------ EXERCISE INPUT

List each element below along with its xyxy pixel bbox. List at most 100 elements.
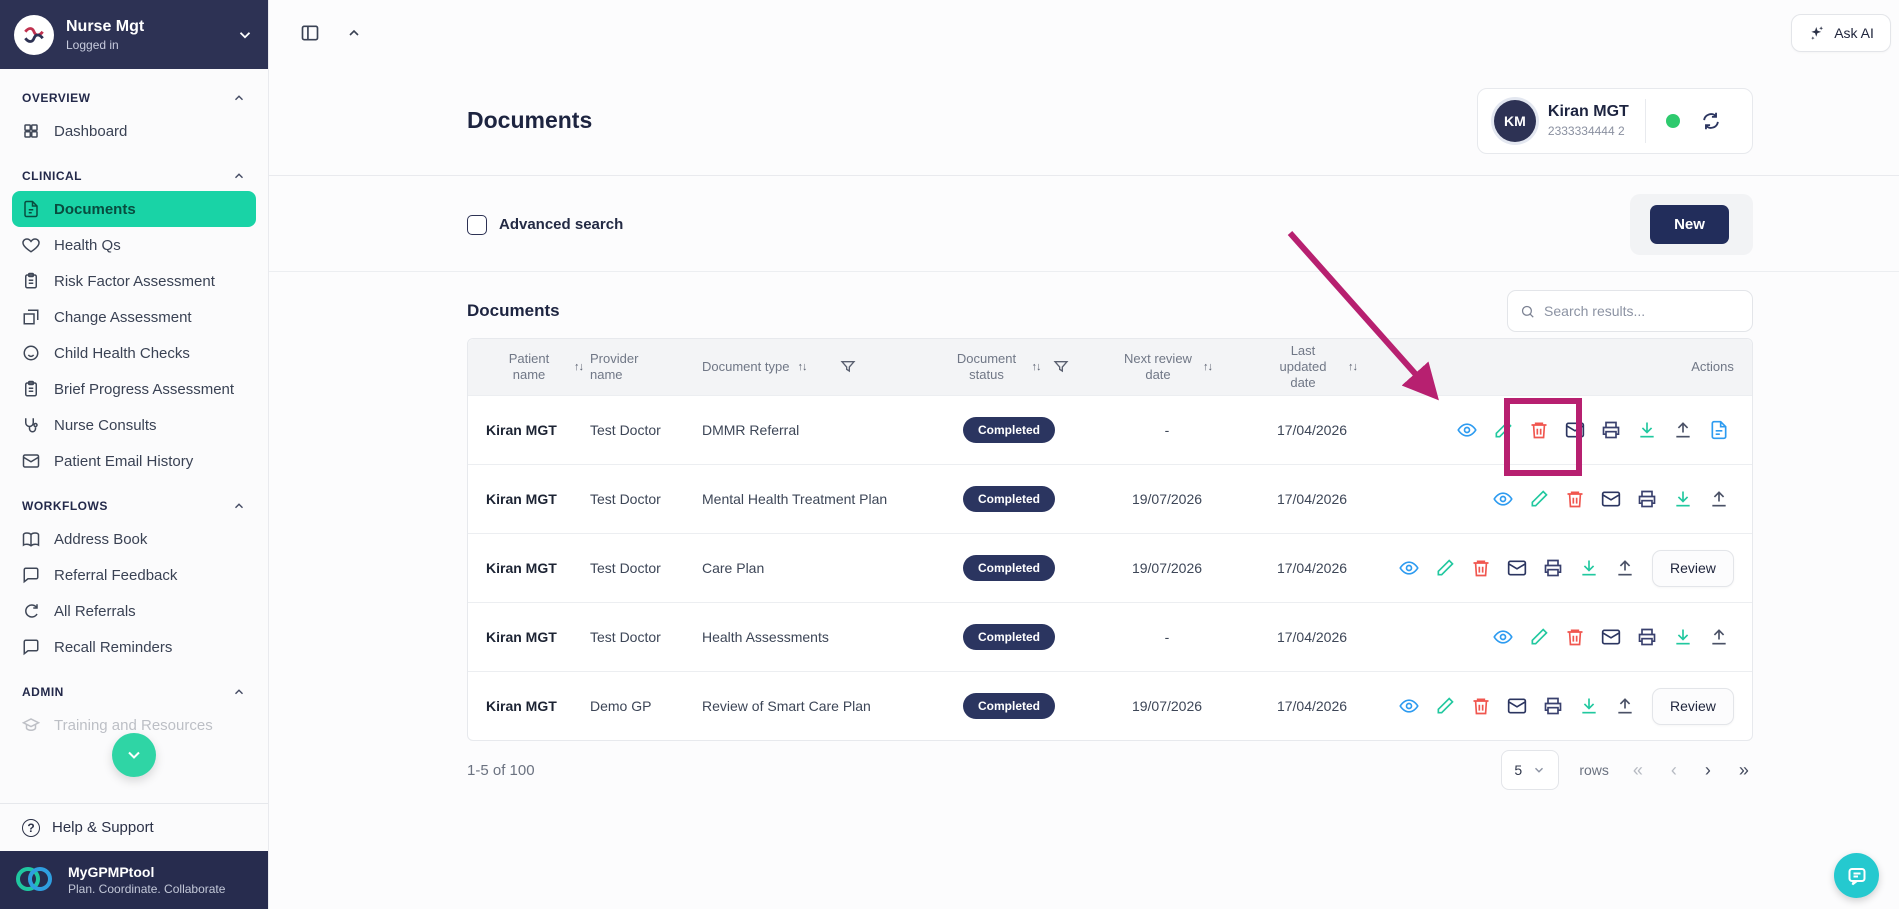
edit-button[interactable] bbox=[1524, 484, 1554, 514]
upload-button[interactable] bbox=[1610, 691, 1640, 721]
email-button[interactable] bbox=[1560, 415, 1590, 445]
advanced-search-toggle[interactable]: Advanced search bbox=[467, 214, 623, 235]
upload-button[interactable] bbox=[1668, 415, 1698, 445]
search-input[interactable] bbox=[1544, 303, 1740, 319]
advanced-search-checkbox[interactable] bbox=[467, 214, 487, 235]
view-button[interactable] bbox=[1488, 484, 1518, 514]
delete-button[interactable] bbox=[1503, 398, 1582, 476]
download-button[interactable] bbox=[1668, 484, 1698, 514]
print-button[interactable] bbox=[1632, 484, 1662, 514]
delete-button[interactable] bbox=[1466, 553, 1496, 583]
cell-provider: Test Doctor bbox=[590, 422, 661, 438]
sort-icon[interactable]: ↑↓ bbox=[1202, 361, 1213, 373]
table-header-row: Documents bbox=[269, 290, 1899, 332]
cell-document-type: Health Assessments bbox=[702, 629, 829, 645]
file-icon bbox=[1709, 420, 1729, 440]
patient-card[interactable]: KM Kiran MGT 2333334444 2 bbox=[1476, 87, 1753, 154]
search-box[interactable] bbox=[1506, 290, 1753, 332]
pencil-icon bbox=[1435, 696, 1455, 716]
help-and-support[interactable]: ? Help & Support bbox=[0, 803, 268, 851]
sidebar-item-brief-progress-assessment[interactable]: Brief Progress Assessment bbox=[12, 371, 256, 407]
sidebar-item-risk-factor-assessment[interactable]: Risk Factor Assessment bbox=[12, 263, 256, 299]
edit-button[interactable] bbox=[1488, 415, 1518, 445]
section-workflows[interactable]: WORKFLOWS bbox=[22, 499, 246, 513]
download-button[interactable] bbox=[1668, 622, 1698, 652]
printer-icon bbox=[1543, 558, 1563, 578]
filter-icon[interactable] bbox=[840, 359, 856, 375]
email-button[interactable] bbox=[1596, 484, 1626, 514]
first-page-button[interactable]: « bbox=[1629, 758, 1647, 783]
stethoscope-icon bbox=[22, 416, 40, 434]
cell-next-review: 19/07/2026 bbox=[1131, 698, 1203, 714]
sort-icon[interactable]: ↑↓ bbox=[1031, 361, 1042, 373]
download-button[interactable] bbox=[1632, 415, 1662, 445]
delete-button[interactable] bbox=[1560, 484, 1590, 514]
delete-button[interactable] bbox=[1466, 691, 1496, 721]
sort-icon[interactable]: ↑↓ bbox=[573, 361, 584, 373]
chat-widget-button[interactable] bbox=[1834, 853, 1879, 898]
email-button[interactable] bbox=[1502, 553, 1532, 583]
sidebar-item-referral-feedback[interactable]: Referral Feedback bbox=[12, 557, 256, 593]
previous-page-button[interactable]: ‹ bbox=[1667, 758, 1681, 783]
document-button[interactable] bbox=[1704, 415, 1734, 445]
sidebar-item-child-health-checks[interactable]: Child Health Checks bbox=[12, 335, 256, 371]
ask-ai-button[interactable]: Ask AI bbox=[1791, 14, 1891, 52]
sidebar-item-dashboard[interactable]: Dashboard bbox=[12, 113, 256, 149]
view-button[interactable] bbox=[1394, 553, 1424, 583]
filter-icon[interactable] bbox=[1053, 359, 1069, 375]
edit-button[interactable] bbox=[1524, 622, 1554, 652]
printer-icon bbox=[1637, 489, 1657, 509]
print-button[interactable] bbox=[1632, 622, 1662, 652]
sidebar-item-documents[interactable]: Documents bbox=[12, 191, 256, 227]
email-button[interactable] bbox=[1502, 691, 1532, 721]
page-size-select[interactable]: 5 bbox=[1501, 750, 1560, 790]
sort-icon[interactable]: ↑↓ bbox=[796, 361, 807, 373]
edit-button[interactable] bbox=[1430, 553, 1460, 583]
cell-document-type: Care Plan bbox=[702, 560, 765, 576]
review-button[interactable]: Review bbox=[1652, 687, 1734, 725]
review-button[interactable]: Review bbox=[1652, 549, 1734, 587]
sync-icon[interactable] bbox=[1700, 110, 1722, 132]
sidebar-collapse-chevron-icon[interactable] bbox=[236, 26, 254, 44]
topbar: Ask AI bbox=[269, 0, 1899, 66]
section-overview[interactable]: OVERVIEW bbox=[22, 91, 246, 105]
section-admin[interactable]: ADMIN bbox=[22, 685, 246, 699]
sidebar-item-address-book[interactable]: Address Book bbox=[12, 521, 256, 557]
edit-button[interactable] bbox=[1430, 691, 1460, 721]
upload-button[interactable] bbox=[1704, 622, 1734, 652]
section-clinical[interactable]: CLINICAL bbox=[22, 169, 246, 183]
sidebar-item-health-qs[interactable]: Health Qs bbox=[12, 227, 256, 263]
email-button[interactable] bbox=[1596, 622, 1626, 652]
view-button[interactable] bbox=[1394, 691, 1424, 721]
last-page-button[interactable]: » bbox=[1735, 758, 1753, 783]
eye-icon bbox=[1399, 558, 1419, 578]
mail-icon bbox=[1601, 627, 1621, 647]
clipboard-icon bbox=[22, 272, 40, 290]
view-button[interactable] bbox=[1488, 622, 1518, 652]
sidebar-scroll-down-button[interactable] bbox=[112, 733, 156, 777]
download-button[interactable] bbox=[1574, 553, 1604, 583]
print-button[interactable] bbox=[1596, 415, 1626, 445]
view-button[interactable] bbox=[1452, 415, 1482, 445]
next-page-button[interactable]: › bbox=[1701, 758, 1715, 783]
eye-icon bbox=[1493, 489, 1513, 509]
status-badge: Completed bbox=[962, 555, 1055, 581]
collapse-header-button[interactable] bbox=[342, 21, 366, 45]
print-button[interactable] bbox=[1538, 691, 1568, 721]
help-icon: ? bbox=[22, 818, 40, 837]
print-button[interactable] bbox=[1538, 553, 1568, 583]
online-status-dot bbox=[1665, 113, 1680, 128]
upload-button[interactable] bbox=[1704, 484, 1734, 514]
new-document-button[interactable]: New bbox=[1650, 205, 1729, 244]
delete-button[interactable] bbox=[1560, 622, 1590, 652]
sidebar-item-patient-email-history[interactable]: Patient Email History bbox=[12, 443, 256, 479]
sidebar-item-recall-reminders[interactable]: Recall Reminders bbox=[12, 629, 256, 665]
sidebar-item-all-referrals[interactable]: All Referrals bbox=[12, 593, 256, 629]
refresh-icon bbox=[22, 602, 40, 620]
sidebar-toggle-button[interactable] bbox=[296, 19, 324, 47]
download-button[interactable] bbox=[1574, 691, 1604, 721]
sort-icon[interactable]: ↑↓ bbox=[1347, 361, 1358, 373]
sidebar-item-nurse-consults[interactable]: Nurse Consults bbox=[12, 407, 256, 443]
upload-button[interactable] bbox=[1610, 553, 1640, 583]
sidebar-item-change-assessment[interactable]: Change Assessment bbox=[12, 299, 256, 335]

------------

▶ **WHAT YOU NEED TO DO**: Number the lines above as a list, skipping blank lines and leaving out the pictures.

▶ **EXERCISE SOLUTION**:
1. List each element below along with its xyxy pixel bbox. List at most 100 elements.
2. edit-button[interactable] bbox=[1524, 484, 1554, 514]
3. upload-button[interactable] bbox=[1610, 691, 1640, 721]
4. email-button[interactable] bbox=[1560, 415, 1590, 445]
5. advanced-search-toggle[interactable]: Advanced search bbox=[467, 214, 623, 235]
6. upload-button[interactable] bbox=[1668, 415, 1698, 445]
7. search-input[interactable] bbox=[1544, 303, 1740, 319]
8. advanced-search-checkbox[interactable] bbox=[467, 214, 487, 235]
9. view-button[interactable] bbox=[1488, 484, 1518, 514]
10. delete-button[interactable] bbox=[1503, 398, 1582, 476]
11. download-button[interactable] bbox=[1668, 484, 1698, 514]
12. print-button[interactable] bbox=[1632, 484, 1662, 514]
13. delete-button[interactable] bbox=[1466, 553, 1496, 583]
14. cell-provider: Test Doctor bbox=[590, 422, 661, 438]
15. sort-icon[interactable]: ↑↓ bbox=[1202, 361, 1213, 373]
16. table-header-row: Documents bbox=[269, 290, 1899, 332]
17. cell-document-type: Health Assessments bbox=[702, 629, 829, 645]
18. file-icon bbox=[1709, 420, 1729, 440]
19. patient-card[interactable]: KM Kiran MGT 2333334444 2 bbox=[1476, 87, 1753, 154]
20. search-box[interactable] bbox=[1506, 290, 1753, 332]
21. pencil-icon bbox=[1435, 696, 1455, 716]
22. help-and-support[interactable]: ? Help & Support bbox=[0, 803, 268, 851]
23. sidebar-item-brief-progress-assessment[interactable]: Brief Progress Assessment bbox=[12, 371, 256, 407]
24. sidebar-item-risk-factor-assessment[interactable]: Risk Factor Assessment bbox=[12, 263, 256, 299]
25. edit-button[interactable] bbox=[1488, 415, 1518, 445]
26. section-workflows[interactable]: WORKFLOWS bbox=[22, 499, 246, 513]
27. download-button[interactable] bbox=[1668, 622, 1698, 652]
28. printer-icon bbox=[1543, 558, 1563, 578]
29. filter-icon[interactable] bbox=[840, 359, 856, 375]
30. email-button[interactable] bbox=[1596, 484, 1626, 514]
31. first-page-button[interactable]: « bbox=[1629, 758, 1647, 783]
32. stethoscope-icon bbox=[22, 416, 40, 434]
33. cell-next-review: 19/07/2026 bbox=[1131, 698, 1203, 714]
34. sort-icon[interactable]: ↑↓ bbox=[1031, 361, 1042, 373]
35. download-button[interactable] bbox=[1632, 415, 1662, 445]
36. delete-button[interactable] bbox=[1560, 484, 1590, 514]
37. delete-button[interactable] bbox=[1466, 691, 1496, 721]
38. sort-icon[interactable]: ↑↓ bbox=[573, 361, 584, 373]
39. chat-widget-button[interactable] bbox=[1834, 853, 1879, 898]
40. email-button[interactable] bbox=[1502, 553, 1532, 583]
41. sidebar-item-referral-feedback[interactable]: Referral Feedback bbox=[12, 557, 256, 593]
42. previous-page-button[interactable]: ‹ bbox=[1667, 758, 1681, 783]
43. document-button[interactable] bbox=[1704, 415, 1734, 445]
44. sidebar-item-child-health-checks[interactable]: Child Health Checks bbox=[12, 335, 256, 371]
45. ask-ai-button[interactable]: Ask AI bbox=[1791, 14, 1891, 52]
46. sidebar-item-dashboard[interactable]: Dashboard bbox=[12, 113, 256, 149]
47. view-button[interactable] bbox=[1394, 553, 1424, 583]
48. filter-icon[interactable] bbox=[1053, 359, 1069, 375]
49. edit-button[interactable] bbox=[1524, 622, 1554, 652]
50. printer-icon bbox=[1637, 489, 1657, 509]
51. print-button[interactable] bbox=[1632, 622, 1662, 652]
52. sidebar-item-documents[interactable]: Documents bbox=[12, 191, 256, 227]
53. email-button[interactable] bbox=[1502, 691, 1532, 721]
54. page-size-select[interactable]: 5 bbox=[1501, 750, 1560, 790]
55. sort-icon[interactable]: ↑↓ bbox=[796, 361, 807, 373]
56. edit-button[interactable] bbox=[1430, 553, 1460, 583]
57. cell-document-type: Care Plan bbox=[702, 560, 765, 576]
58. review-button[interactable]: Review bbox=[1652, 687, 1734, 725]
59. review-button[interactable]: Review bbox=[1652, 549, 1734, 587]
60. sync-icon[interactable] bbox=[1700, 110, 1722, 132]
61. sidebar-collapse-chevron-icon[interactable] bbox=[236, 26, 254, 44]
62. topbar: Ask AI bbox=[269, 0, 1899, 66]
63. section-overview[interactable]: OVERVIEW bbox=[22, 91, 246, 105]
64. section-admin[interactable]: ADMIN bbox=[22, 685, 246, 699]
65. sidebar-item-address-book[interactable]: Address Book bbox=[12, 521, 256, 557]
66. edit-button[interactable] bbox=[1430, 691, 1460, 721]
67. upload-button[interactable] bbox=[1704, 622, 1734, 652]
68. section-clinical[interactable]: CLINICAL bbox=[22, 169, 246, 183]
69. sidebar-item-health-qs[interactable]: Health Qs bbox=[12, 227, 256, 263]
70. email-button[interactable] bbox=[1596, 622, 1626, 652]
71. view-button[interactable] bbox=[1394, 691, 1424, 721]
72. last-page-button[interactable]: » bbox=[1735, 758, 1753, 783]
73. eye-icon bbox=[1399, 558, 1419, 578]
74. mail-icon bbox=[1601, 627, 1621, 647]
75. clipboard-icon bbox=[22, 272, 40, 290]
76. view-button[interactable] bbox=[1488, 622, 1518, 652]
77. sidebar-scroll-down-button[interactable] bbox=[112, 733, 156, 777]
78. download-button[interactable] bbox=[1574, 553, 1604, 583]
79. print-button[interactable] bbox=[1596, 415, 1626, 445]
80. view-button[interactable] bbox=[1452, 415, 1482, 445]
81. next-page-button[interactable]: › bbox=[1701, 758, 1715, 783]
82. eye-icon bbox=[1493, 489, 1513, 509]
83. status-badge: Completed bbox=[962, 555, 1055, 581]
84. collapse-header-button[interactable] bbox=[342, 21, 366, 45]
85. print-button[interactable] bbox=[1538, 691, 1568, 721]
86. help-icon: ? bbox=[22, 818, 40, 837]
87. print-button[interactable] bbox=[1538, 553, 1568, 583]
88. online-status-dot bbox=[1665, 113, 1680, 128]
89. upload-button[interactable] bbox=[1704, 484, 1734, 514]
90. new-document-button[interactable]: New bbox=[1650, 205, 1729, 244]
91. delete-button[interactable] bbox=[1560, 622, 1590, 652]
92. sidebar-item-patient-email-history[interactable]: Patient Email History bbox=[12, 443, 256, 479]
93. sidebar-item-recall-reminders[interactable]: Recall Reminders bbox=[12, 629, 256, 665]
94. sidebar-item-all-referrals[interactable]: All Referrals bbox=[12, 593, 256, 629]
95. refresh-icon bbox=[22, 602, 40, 620]
96. sidebar-toggle-button[interactable] bbox=[296, 19, 324, 47]
97. download-button[interactable] bbox=[1574, 691, 1604, 721]
98. sort-icon[interactable]: ↑↓ bbox=[1347, 361, 1358, 373]
99. sidebar-item-nurse-consults[interactable]: Nurse Consults bbox=[12, 407, 256, 443]
100. upload-button[interactable] bbox=[1610, 553, 1640, 583]
101. sidebar-item-change-assessment[interactable]: Change Assessment bbox=[12, 299, 256, 335]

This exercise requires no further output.